■ What is required
Each record must be retyped in full. No character may differ.

+ + + + + + +

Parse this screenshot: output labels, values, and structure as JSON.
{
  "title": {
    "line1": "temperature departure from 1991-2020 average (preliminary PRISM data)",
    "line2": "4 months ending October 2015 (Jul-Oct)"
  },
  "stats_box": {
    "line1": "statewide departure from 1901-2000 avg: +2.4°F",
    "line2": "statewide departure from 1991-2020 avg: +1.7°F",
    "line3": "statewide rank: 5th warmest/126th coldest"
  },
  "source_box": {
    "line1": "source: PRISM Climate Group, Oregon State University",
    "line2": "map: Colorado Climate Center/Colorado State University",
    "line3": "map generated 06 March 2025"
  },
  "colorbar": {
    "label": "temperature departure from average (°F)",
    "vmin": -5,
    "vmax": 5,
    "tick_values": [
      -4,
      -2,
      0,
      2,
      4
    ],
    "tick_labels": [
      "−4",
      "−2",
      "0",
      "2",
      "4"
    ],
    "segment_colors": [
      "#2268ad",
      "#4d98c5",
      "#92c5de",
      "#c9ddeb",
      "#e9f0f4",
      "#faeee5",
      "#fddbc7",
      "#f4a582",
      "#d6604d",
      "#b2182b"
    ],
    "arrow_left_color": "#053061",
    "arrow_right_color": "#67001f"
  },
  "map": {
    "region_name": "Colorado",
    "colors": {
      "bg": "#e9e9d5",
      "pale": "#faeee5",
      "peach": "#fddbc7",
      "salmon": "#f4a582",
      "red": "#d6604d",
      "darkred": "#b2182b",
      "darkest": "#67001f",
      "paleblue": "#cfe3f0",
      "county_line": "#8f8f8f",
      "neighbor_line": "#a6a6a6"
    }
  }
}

+ + + + + + +

■ Problem solution
Parse this screenshot: output labels, values, and structure as JSON.
{
  "title": {
    "line1": "temperature departure from 1991-2020 average (preliminary PRISM data)",
    "line2": "4 months ending October 2015 (Jul-Oct)"
  },
  "stats_box": {
    "line1": "statewide departure from 1901-2000 avg: +2.4°F",
    "line2": "statewide departure from 1991-2020 avg: +1.7°F",
    "line3": "statewide rank: 5th warmest/126th coldest"
  },
  "source_box": {
    "line1": "source: PRISM Climate Group, Oregon State University",
    "line2": "map: Colorado Climate Center/Colorado State University",
    "line3": "map generated 06 March 2025"
  },
  "colorbar": {
    "label": "temperature departure from average (°F)",
    "vmin": -5,
    "vmax": 5,
    "tick_values": [
      -4,
      -2,
      0,
      2,
      4
    ],
    "tick_labels": [
      "−4",
      "−2",
      "0",
      "2",
      "4"
    ],
    "segment_colors": [
      "#2268ad",
      "#4d98c5",
      "#92c5de",
      "#c9ddeb",
      "#e9f0f4",
      "#faeee5",
      "#fddbc7",
      "#f4a582",
      "#d6604d",
      "#b2182b"
    ],
    "arrow_left_color": "#053061",
    "arrow_right_color": "#67001f"
  },
  "map": {
    "region_name": "Colorado",
    "colors": {
      "bg": "#e9e9d5",
      "pale": "#faeee5",
      "peach": "#fddbc7",
      "salmon": "#f4a582",
      "red": "#d6604d",
      "darkred": "#b2182b",
      "darkest": "#67001f",
      "paleblue": "#cfe3f0",
      "county_line": "#8f8f8f",
      "neighbor_line": "#a6a6a6"
    }
  }
}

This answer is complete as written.